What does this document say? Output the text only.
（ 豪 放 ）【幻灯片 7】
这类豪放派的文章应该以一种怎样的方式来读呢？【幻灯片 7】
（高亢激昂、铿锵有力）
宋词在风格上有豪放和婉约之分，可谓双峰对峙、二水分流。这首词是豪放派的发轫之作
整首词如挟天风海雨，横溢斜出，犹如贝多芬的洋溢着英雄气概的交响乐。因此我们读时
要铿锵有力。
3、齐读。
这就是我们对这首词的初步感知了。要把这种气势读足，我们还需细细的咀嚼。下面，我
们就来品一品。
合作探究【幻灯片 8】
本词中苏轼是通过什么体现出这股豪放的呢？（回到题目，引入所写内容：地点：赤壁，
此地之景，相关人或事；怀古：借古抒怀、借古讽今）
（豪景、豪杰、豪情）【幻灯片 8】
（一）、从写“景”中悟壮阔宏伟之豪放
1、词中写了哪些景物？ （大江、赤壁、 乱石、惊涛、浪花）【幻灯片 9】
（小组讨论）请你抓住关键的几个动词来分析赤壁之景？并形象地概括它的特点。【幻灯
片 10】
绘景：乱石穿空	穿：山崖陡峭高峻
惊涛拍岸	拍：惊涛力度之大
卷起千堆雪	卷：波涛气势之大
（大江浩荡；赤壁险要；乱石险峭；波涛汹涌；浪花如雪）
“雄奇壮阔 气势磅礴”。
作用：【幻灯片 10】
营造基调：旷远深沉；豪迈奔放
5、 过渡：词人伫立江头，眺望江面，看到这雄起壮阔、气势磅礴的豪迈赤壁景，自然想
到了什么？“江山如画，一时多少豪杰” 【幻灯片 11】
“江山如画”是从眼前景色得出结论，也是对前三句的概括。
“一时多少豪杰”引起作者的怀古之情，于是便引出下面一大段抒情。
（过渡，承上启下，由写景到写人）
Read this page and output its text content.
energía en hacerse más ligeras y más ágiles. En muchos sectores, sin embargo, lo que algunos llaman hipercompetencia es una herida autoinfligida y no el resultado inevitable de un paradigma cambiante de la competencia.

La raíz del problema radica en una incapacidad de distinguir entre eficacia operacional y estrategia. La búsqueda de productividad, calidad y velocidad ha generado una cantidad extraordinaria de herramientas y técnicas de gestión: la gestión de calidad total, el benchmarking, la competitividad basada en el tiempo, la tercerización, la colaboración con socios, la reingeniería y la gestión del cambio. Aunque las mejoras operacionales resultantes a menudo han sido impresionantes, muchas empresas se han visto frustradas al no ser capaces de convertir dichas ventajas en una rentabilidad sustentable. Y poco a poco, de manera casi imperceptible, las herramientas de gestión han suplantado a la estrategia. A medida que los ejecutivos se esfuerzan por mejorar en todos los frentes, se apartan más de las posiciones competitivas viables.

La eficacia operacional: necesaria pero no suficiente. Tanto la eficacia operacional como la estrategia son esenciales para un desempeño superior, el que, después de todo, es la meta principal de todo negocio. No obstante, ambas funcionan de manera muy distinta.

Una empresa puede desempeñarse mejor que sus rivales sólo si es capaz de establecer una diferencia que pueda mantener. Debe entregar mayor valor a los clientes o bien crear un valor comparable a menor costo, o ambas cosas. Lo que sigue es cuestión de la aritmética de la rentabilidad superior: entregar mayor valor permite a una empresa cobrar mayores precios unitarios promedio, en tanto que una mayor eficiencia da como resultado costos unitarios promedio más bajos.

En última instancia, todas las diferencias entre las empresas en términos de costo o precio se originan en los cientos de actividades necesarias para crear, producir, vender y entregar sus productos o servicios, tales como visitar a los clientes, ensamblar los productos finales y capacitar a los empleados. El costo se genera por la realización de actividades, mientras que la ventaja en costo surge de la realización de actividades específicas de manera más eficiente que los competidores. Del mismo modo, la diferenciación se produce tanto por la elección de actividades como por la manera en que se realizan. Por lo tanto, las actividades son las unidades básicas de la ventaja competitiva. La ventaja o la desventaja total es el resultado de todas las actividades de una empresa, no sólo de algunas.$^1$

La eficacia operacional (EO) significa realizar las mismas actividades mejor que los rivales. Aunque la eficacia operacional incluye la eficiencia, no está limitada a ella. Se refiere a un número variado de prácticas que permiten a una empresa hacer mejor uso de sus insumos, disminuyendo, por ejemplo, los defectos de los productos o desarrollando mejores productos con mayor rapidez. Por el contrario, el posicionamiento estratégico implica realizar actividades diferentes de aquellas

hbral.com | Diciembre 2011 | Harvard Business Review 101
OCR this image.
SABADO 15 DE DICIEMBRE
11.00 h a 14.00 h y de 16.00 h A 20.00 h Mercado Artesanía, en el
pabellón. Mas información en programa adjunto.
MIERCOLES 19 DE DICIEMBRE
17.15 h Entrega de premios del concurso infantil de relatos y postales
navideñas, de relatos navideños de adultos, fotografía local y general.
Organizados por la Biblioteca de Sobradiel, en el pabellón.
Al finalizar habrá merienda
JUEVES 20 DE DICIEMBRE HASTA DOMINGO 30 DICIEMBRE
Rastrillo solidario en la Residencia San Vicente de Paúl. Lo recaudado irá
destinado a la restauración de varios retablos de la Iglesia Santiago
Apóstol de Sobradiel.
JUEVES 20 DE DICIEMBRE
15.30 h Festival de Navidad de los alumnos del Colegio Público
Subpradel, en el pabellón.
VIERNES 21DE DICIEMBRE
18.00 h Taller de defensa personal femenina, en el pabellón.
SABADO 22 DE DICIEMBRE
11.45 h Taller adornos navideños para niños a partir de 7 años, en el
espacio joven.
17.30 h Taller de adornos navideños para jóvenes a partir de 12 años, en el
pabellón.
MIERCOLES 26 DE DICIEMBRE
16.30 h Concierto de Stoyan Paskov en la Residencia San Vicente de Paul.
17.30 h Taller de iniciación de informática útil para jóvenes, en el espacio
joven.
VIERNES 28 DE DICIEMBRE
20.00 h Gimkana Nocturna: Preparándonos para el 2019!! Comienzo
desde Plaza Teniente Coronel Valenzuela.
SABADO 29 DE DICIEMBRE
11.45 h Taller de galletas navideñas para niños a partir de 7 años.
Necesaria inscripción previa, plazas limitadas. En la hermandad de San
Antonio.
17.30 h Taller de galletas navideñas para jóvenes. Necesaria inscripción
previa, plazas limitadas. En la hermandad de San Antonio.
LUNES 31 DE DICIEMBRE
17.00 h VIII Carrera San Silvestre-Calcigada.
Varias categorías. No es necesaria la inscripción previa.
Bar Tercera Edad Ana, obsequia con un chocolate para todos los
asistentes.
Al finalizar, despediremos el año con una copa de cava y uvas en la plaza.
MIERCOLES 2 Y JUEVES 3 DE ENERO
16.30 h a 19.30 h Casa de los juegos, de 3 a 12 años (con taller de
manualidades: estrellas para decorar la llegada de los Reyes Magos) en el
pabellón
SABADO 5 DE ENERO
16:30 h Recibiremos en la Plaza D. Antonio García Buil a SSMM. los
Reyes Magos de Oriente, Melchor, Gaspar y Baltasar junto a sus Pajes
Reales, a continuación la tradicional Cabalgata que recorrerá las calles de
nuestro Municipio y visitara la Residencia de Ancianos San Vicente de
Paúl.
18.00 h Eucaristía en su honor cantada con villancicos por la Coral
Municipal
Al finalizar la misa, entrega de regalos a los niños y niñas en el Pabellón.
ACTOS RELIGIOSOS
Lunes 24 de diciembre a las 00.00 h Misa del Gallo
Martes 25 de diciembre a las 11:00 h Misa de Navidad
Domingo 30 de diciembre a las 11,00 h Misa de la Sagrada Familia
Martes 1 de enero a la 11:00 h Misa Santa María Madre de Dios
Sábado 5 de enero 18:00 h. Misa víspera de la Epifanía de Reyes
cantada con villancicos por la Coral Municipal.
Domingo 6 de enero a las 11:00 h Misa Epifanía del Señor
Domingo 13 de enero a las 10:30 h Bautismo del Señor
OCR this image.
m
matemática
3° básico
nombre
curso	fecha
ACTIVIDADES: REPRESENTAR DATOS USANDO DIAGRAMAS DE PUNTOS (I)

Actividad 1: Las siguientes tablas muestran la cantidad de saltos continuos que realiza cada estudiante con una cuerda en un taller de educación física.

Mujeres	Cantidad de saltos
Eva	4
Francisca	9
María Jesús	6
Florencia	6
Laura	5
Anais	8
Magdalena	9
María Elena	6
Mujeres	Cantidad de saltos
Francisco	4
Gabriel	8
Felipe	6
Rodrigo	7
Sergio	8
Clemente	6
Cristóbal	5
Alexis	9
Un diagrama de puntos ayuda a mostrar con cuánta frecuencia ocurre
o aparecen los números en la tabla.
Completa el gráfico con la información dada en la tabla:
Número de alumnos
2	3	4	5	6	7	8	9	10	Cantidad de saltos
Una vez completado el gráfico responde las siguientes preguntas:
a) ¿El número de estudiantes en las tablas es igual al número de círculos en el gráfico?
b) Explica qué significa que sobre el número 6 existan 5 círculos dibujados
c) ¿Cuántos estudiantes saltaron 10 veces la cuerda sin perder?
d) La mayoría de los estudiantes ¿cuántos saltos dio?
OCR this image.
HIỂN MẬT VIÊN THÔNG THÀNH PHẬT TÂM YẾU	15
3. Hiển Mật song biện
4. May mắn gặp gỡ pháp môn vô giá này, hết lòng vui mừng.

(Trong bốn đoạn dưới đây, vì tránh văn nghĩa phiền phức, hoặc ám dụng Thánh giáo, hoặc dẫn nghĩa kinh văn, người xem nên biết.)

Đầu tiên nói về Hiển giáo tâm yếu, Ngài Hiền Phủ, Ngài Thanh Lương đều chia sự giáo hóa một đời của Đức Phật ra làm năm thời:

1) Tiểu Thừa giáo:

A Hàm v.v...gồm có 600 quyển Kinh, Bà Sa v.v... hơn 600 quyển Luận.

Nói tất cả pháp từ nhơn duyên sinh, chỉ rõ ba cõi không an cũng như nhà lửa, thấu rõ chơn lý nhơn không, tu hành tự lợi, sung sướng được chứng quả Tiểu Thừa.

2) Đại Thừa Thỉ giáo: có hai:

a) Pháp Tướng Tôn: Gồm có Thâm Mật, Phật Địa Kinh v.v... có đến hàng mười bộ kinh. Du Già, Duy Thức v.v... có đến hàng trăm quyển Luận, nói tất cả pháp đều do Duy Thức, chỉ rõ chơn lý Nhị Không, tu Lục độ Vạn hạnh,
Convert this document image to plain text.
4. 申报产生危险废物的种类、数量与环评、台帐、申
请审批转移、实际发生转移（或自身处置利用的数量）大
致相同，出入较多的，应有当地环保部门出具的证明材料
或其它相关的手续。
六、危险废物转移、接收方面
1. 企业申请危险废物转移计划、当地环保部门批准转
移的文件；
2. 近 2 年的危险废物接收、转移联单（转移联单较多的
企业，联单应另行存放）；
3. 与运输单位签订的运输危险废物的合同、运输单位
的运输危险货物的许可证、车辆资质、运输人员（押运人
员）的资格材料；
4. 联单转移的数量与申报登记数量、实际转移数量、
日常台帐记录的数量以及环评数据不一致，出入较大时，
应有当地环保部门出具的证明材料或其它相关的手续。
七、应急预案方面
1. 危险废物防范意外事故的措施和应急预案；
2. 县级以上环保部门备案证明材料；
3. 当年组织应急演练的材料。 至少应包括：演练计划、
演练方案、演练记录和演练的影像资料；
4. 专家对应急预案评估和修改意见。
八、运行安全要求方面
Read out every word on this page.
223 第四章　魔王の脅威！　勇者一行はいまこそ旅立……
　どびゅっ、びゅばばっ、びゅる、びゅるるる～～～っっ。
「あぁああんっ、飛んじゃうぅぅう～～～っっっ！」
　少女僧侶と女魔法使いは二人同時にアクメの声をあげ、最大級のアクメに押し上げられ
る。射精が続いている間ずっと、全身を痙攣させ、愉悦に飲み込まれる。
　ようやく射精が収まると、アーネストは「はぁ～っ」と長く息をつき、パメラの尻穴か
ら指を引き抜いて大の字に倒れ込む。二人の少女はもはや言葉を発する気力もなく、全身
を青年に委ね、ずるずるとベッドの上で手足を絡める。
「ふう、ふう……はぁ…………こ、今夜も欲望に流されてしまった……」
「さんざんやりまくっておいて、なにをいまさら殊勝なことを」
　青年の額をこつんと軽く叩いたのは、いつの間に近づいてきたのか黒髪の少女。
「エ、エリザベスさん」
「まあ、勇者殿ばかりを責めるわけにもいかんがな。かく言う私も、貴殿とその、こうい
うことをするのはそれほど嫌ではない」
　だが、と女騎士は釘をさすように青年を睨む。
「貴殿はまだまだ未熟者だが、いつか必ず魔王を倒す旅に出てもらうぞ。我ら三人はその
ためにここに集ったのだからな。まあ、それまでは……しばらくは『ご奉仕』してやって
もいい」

== SHORT PROBLEM ==
Extract all lines from the material above that include the word "Municipal".

== WRITTEN RESPONSE ==
Municipal
cantada con villancicos por la Coral Municipal.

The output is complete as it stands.